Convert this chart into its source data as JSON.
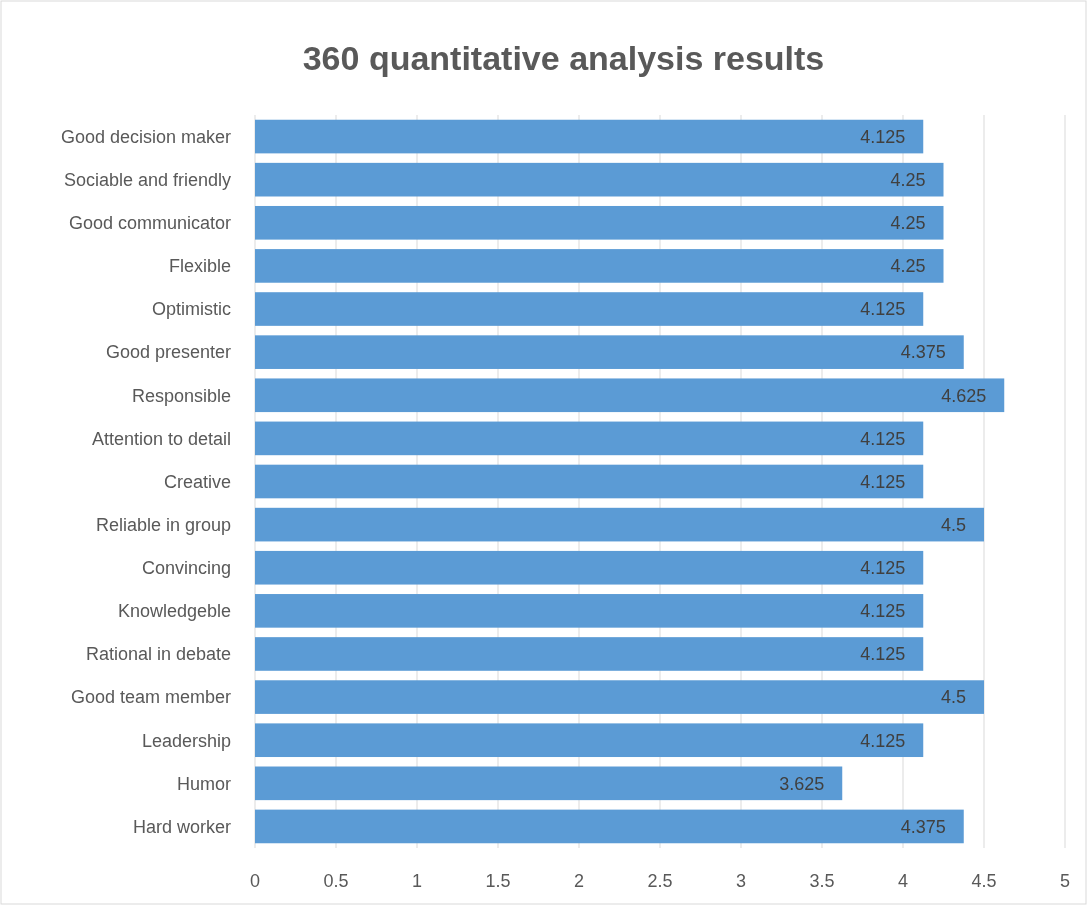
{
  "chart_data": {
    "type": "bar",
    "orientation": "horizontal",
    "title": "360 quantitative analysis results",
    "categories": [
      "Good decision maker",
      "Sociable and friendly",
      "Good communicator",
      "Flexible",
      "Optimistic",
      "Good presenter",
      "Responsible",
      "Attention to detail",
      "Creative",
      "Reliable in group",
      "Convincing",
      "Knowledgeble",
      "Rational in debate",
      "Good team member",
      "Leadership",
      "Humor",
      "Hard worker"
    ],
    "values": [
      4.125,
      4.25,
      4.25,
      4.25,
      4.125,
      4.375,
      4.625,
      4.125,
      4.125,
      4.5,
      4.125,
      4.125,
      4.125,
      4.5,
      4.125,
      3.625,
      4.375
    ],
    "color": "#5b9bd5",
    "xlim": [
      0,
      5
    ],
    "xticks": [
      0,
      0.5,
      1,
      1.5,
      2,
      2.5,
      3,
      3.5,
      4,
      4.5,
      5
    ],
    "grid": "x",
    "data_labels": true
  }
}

- - - - - - -

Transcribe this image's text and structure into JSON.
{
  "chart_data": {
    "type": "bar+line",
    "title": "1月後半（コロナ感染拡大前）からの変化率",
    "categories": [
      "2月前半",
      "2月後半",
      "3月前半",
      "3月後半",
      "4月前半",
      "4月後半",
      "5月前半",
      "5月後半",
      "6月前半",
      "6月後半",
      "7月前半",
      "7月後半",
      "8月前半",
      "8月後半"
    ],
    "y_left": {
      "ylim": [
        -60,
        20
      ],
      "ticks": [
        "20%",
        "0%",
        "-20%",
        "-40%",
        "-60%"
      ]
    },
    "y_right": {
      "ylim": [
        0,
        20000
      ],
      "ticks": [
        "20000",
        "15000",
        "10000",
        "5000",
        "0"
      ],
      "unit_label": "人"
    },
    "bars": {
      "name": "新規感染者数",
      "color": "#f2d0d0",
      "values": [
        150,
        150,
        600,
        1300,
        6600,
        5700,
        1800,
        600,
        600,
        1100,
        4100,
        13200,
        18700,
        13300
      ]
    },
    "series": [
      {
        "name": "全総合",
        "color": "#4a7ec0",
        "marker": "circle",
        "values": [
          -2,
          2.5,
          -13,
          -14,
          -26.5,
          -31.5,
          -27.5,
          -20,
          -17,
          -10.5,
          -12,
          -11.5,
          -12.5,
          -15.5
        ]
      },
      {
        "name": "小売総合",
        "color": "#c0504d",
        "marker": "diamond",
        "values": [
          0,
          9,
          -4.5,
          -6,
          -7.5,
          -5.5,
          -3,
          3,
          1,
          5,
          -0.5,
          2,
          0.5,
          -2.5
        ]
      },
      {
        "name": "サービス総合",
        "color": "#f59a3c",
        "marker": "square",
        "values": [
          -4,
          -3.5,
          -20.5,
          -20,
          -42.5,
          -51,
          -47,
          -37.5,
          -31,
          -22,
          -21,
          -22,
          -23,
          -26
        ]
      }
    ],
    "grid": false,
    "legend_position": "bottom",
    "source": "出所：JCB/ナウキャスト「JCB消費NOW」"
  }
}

- - - - - - -

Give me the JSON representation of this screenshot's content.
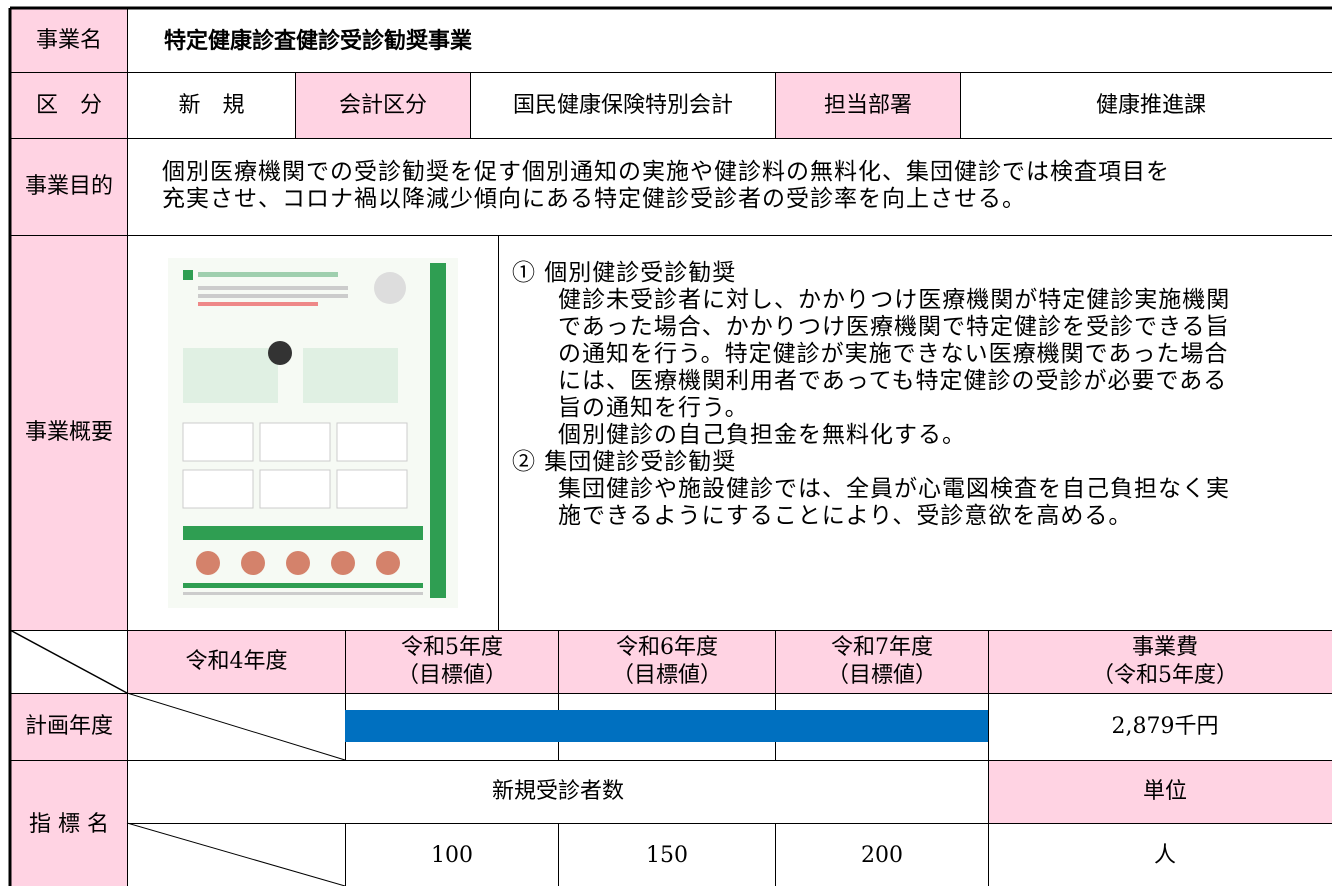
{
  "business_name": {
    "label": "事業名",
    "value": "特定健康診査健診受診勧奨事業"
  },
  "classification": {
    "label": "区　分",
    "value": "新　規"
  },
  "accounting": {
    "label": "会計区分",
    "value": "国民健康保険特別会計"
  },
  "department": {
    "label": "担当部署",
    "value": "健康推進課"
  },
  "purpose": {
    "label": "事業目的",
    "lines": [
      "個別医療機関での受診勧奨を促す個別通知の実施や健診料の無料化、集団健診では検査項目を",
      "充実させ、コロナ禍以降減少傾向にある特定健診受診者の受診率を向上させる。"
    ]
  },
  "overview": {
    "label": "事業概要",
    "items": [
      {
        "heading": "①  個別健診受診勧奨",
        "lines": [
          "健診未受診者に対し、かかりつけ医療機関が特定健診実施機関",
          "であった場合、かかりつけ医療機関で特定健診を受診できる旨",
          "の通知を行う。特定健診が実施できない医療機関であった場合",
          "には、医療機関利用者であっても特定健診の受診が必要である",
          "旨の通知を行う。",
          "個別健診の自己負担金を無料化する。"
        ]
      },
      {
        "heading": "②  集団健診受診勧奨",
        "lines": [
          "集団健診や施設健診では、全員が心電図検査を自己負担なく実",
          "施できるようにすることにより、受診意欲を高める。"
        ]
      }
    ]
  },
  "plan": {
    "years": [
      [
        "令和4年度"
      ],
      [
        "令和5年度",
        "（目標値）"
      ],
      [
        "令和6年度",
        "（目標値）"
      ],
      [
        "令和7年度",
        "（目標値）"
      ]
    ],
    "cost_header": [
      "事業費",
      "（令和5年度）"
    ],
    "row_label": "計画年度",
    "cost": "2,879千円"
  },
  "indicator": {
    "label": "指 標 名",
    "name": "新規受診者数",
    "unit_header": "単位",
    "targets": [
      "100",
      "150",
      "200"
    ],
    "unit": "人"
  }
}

- - - - - - -

◆ Given instruction
Identify every line above that includes the word "this", and show those lines.

◆ Written response
Convert this chart into its source data as JSON.
Transcribe this image's text and structure into JSON.
Give me the JSON representation of this screenshot's content.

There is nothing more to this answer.